• _Extracted entries_
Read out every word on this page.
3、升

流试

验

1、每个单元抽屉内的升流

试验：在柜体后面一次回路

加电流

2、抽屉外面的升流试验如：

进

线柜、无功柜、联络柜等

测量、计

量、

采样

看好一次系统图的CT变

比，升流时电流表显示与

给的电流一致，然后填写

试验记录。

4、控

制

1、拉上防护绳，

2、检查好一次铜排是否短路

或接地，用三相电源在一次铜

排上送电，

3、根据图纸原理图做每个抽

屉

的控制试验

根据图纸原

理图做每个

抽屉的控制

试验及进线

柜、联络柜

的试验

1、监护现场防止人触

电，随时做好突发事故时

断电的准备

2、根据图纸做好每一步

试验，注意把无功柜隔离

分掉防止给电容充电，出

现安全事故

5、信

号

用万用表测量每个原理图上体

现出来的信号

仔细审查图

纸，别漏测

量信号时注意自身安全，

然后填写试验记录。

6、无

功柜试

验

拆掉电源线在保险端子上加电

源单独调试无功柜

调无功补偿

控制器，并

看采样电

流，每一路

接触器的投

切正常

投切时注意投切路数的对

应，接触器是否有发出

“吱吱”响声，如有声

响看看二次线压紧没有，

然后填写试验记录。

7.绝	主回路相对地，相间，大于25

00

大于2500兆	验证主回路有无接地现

• _Do this_
Copy out the data shown above without altering anything.

• _Full response_
Read out every word on this page.
3、升

流试

验

1、每个单元抽屉内的升流

试验：在柜体后面一次回路

加电流

2、抽屉外面的升流试验如：

进

线柜、无功柜、联络柜等

测量、计

量、

采样

看好一次系统图的CT变

比，升流时电流表显示与

给的电流一致，然后填写

试验记录。

4、控

制

1、拉上防护绳，

2、检查好一次铜排是否短路

或接地，用三相电源在一次铜

排上送电，

3、根据图纸原理图做每个抽

屉

的控制试验

根据图纸原

理图做每个

抽屉的控制

试验及进线

柜、联络柜

的试验

1、监护现场防止人触

电，随时做好突发事故时

断电的准备

2、根据图纸做好每一步

试验，注意把无功柜隔离

分掉防止给电容充电，出

现安全事故

5、信

号

用万用表测量每个原理图上体

现出来的信号

仔细审查图

纸，别漏测

量信号时注意自身安全，

然后填写试验记录。

6、无

功柜试

验

拆掉电源线在保险端子上加电

源单独调试无功柜

调无功补偿

控制器，并

看采样电

流，每一路

接触器的投

切正常

投切时注意投切路数的对

应，接触器是否有发出

“吱吱”响声，如有声

响看看二次线压紧没有，

然后填写试验记录。

7.绝	主回路相对地，相间，大于25

00

大于2500兆	验证主回路有无接地现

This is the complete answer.